• Stated goal:
Output every record word for word.

• Supplied data:

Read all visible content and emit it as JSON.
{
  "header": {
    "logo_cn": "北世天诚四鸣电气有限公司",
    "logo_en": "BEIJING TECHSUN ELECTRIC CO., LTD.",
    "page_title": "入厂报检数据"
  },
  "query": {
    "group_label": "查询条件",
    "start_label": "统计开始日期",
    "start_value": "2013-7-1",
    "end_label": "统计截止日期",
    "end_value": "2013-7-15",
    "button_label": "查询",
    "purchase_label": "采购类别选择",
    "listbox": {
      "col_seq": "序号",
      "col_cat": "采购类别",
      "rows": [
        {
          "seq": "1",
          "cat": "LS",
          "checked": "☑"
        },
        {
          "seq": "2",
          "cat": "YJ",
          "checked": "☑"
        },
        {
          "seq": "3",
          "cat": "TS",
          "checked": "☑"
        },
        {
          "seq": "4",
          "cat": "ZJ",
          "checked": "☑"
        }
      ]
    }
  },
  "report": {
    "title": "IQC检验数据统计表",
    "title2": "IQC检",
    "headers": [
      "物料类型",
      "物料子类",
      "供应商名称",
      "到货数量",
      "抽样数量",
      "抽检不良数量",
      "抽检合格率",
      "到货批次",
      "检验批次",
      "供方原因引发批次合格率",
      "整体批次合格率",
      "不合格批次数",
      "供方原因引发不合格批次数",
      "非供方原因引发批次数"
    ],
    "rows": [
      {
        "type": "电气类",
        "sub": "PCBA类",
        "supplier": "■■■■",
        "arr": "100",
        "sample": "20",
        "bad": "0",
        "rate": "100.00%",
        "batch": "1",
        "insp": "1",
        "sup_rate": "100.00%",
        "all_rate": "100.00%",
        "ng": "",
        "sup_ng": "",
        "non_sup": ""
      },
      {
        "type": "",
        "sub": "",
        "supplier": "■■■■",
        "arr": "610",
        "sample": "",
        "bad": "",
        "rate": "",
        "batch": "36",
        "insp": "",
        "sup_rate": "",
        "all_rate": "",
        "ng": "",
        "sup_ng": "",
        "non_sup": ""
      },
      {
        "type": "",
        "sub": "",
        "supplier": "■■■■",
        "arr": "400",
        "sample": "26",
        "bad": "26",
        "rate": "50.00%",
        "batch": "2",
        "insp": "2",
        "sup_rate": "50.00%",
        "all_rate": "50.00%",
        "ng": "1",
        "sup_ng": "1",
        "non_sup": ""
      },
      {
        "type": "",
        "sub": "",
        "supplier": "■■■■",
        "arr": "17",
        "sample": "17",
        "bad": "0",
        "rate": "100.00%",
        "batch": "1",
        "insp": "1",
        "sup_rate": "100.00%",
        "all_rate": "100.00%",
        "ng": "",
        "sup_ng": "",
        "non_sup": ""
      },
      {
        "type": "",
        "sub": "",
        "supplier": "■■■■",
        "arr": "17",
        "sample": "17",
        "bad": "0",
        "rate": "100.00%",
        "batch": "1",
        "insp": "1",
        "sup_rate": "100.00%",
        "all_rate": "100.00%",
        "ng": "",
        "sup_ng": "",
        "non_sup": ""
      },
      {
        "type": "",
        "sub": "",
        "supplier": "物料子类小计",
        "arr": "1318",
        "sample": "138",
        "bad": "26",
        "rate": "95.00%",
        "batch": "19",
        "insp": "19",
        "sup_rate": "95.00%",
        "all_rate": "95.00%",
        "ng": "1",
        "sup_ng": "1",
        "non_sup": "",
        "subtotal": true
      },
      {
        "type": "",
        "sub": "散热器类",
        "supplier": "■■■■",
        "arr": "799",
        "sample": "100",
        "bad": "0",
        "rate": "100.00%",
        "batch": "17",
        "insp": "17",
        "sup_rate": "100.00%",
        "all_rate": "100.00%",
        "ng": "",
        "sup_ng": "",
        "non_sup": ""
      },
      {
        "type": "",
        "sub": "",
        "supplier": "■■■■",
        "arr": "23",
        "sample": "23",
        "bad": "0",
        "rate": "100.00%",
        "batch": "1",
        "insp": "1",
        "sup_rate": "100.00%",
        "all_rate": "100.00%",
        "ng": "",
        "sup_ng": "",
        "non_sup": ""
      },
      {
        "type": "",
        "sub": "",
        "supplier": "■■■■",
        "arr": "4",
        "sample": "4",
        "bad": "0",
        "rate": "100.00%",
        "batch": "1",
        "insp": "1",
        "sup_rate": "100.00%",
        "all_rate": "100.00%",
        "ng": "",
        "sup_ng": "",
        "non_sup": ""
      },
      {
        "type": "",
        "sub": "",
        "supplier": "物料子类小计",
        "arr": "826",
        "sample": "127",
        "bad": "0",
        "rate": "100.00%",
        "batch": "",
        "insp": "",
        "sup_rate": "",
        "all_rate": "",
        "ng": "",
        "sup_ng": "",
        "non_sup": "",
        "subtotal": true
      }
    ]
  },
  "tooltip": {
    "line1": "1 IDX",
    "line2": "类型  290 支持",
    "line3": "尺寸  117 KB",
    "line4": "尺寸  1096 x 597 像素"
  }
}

• Task result:
Read all visible content and emit it as JSON.
{
  "header": {
    "logo_cn": "北世天诚四鸣电气有限公司",
    "logo_en": "BEIJING TECHSUN ELECTRIC CO., LTD.",
    "page_title": "入厂报检数据"
  },
  "query": {
    "group_label": "查询条件",
    "start_label": "统计开始日期",
    "start_value": "2013-7-1",
    "end_label": "统计截止日期",
    "end_value": "2013-7-15",
    "button_label": "查询",
    "purchase_label": "采购类别选择",
    "listbox": {
      "col_seq": "序号",
      "col_cat": "采购类别",
      "rows": [
        {
          "seq": "1",
          "cat": "LS",
          "checked": "☑"
        },
        {
          "seq": "2",
          "cat": "YJ",
          "checked": "☑"
        },
        {
          "seq": "3",
          "cat": "TS",
          "checked": "☑"
        },
        {
          "seq": "4",
          "cat": "ZJ",
          "checked": "☑"
        }
      ]
    }
  },
  "report": {
    "title": "IQC检验数据统计表",
    "title2": "IQC检",
    "headers": [
      "物料类型",
      "物料子类",
      "供应商名称",
      "到货数量",
      "抽样数量",
      "抽检不良数量",
      "抽检合格率",
      "到货批次",
      "检验批次",
      "供方原因引发批次合格率",
      "整体批次合格率",
      "不合格批次数",
      "供方原因引发不合格批次数",
      "非供方原因引发批次数"
    ],
    "rows": [
      {
        "type": "电气类",
        "sub": "PCBA类",
        "supplier": "■■■■",
        "arr": "100",
        "sample": "20",
        "bad": "0",
        "rate": "100.00%",
        "batch": "1",
        "insp": "1",
        "sup_rate": "100.00%",
        "all_rate": "100.00%",
        "ng": "",
        "sup_ng": "",
        "non_sup": ""
      },
      {
        "type": "",
        "sub": "",
        "supplier": "■■■■",
        "arr": "610",
        "sample": "",
        "bad": "",
        "rate": "",
        "batch": "36",
        "insp": "",
        "sup_rate": "",
        "all_rate": "",
        "ng": "",
        "sup_ng": "",
        "non_sup": ""
      },
      {
        "type": "",
        "sub": "",
        "supplier": "■■■■",
        "arr": "400",
        "sample": "26",
        "bad": "26",
        "rate": "50.00%",
        "batch": "2",
        "insp": "2",
        "sup_rate": "50.00%",
        "all_rate": "50.00%",
        "ng": "1",
        "sup_ng": "1",
        "non_sup": ""
      },
      {
        "type": "",
        "sub": "",
        "supplier": "■■■■",
        "arr": "17",
        "sample": "17",
        "bad": "0",
        "rate": "100.00%",
        "batch": "1",
        "insp": "1",
        "sup_rate": "100.00%",
        "all_rate": "100.00%",
        "ng": "",
        "sup_ng": "",
        "non_sup": ""
      },
      {
        "type": "",
        "sub": "",
        "supplier": "■■■■",
        "arr": "17",
        "sample": "17",
        "bad": "0",
        "rate": "100.00%",
        "batch": "1",
        "insp": "1",
        "sup_rate": "100.00%",
        "all_rate": "100.00%",
        "ng": "",
        "sup_ng": "",
        "non_sup": ""
      },
      {
        "type": "",
        "sub": "",
        "supplier": "物料子类小计",
        "arr": "1318",
        "sample": "138",
        "bad": "26",
        "rate": "95.00%",
        "batch": "19",
        "insp": "19",
        "sup_rate": "95.00%",
        "all_rate": "95.00%",
        "ng": "1",
        "sup_ng": "1",
        "non_sup": "",
        "subtotal": true
      },
      {
        "type": "",
        "sub": "散热器类",
        "supplier": "■■■■",
        "arr": "799",
        "sample": "100",
        "bad": "0",
        "rate": "100.00%",
        "batch": "17",
        "insp": "17",
        "sup_rate": "100.00%",
        "all_rate": "100.00%",
        "ng": "",
        "sup_ng": "",
        "non_sup": ""
      },
      {
        "type": "",
        "sub": "",
        "supplier": "■■■■",
        "arr": "23",
        "sample": "23",
        "bad": "0",
        "rate": "100.00%",
        "batch": "1",
        "insp": "1",
        "sup_rate": "100.00%",
        "all_rate": "100.00%",
        "ng": "",
        "sup_ng": "",
        "non_sup": ""
      },
      {
        "type": "",
        "sub": "",
        "supplier": "■■■■",
        "arr": "4",
        "sample": "4",
        "bad": "0",
        "rate": "100.00%",
        "batch": "1",
        "insp": "1",
        "sup_rate": "100.00%",
        "all_rate": "100.00%",
        "ng": "",
        "sup_ng": "",
        "non_sup": ""
      },
      {
        "type": "",
        "sub": "",
        "supplier": "物料子类小计",
        "arr": "826",
        "sample": "127",
        "bad": "0",
        "rate": "100.00%",
        "batch": "",
        "insp": "",
        "sup_rate": "",
        "all_rate": "",
        "ng": "",
        "sup_ng": "",
        "non_sup": "",
        "subtotal": true
      }
    ]
  },
  "tooltip": {
    "line1": "1 IDX",
    "line2": "类型  290 支持",
    "line3": "尺寸  117 KB",
    "line4": "尺寸  1096 x 597 像素"
  }
}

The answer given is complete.